(Records excerpted from a collection)
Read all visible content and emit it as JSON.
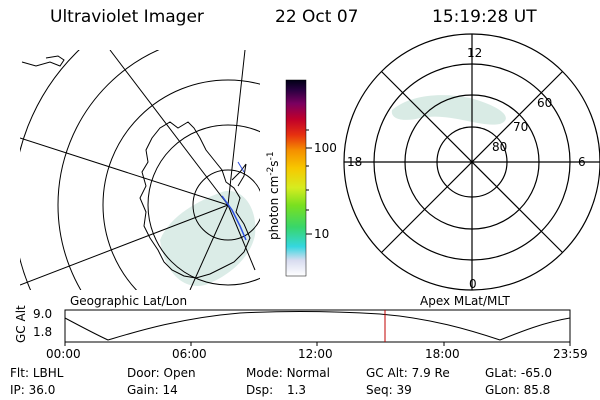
{
  "header": {
    "instrument": "Ultraviolet Imager",
    "date": "22 Oct 07",
    "time": "15:19:28 UT"
  },
  "left_panel": {
    "caption": "Geographic Lat/Lon"
  },
  "right_panel": {
    "caption": "Apex MLat/MLT",
    "mlt_labels": [
      "12",
      "18",
      "6",
      "0"
    ],
    "lat_labels": [
      "60",
      "70",
      "80"
    ]
  },
  "colorbar": {
    "unit": "photon cm",
    "unit_exp1": "-2",
    "unit_mid": "s",
    "unit_exp2": "-1",
    "ticks": [
      "100",
      "10"
    ]
  },
  "altitude_plot": {
    "ylabel": "GC Alt",
    "ticks_y": [
      "9.0",
      "1.8"
    ],
    "ticks_x": [
      "00:00",
      "06:00",
      "12:00",
      "18:00",
      "23:59"
    ],
    "current_time_marker": "15:19:28"
  },
  "footer": {
    "row1": [
      {
        "label": "Flt:",
        "value": "LBHL"
      },
      {
        "label": "Door:",
        "value": "Open"
      },
      {
        "label": "Mode:",
        "value": "Normal"
      },
      {
        "label": "GC Alt:",
        "value": "7.9 Re"
      },
      {
        "label": "GLat:",
        "value": "-65.0"
      }
    ],
    "row2": [
      {
        "label": "IP:",
        "value": "36.0"
      },
      {
        "label": "Gain:",
        "value": "14"
      },
      {
        "label": "Dsp:",
        "value": "1.3"
      },
      {
        "label": "Seq:",
        "value": "39"
      },
      {
        "label": "GLon:",
        "value": "85.8"
      }
    ]
  },
  "colors": {
    "marker": "#c00000",
    "auroral_glow": "#cfe6df",
    "coast": "#000000"
  }
}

**Objective**
Skip the pictures and print each record exactly as it stands.

**Result of this task**
Read all visible content and emit it as JSON.
{
  "header": {
    "instrument": "Ultraviolet Imager",
    "date": "22 Oct 07",
    "time": "15:19:28 UT"
  },
  "left_panel": {
    "caption": "Geographic Lat/Lon"
  },
  "right_panel": {
    "caption": "Apex MLat/MLT",
    "mlt_labels": [
      "12",
      "18",
      "6",
      "0"
    ],
    "lat_labels": [
      "60",
      "70",
      "80"
    ]
  },
  "colorbar": {
    "unit": "photon cm",
    "unit_exp1": "-2",
    "unit_mid": "s",
    "unit_exp2": "-1",
    "ticks": [
      "100",
      "10"
    ]
  },
  "altitude_plot": {
    "ylabel": "GC Alt",
    "ticks_y": [
      "9.0",
      "1.8"
    ],
    "ticks_x": [
      "00:00",
      "06:00",
      "12:00",
      "18:00",
      "23:59"
    ],
    "current_time_marker": "15:19:28"
  },
  "footer": {
    "row1": [
      {
        "label": "Flt:",
        "value": "LBHL"
      },
      {
        "label": "Door:",
        "value": "Open"
      },
      {
        "label": "Mode:",
        "value": "Normal"
      },
      {
        "label": "GC Alt:",
        "value": "7.9 Re"
      },
      {
        "label": "GLat:",
        "value": "-65.0"
      }
    ],
    "row2": [
      {
        "label": "IP:",
        "value": "36.0"
      },
      {
        "label": "Gain:",
        "value": "14"
      },
      {
        "label": "Dsp:",
        "value": "1.3"
      },
      {
        "label": "Seq:",
        "value": "39"
      },
      {
        "label": "GLon:",
        "value": "85.8"
      }
    ]
  },
  "colors": {
    "marker": "#c00000",
    "auroral_glow": "#cfe6df",
    "coast": "#000000"
  }
}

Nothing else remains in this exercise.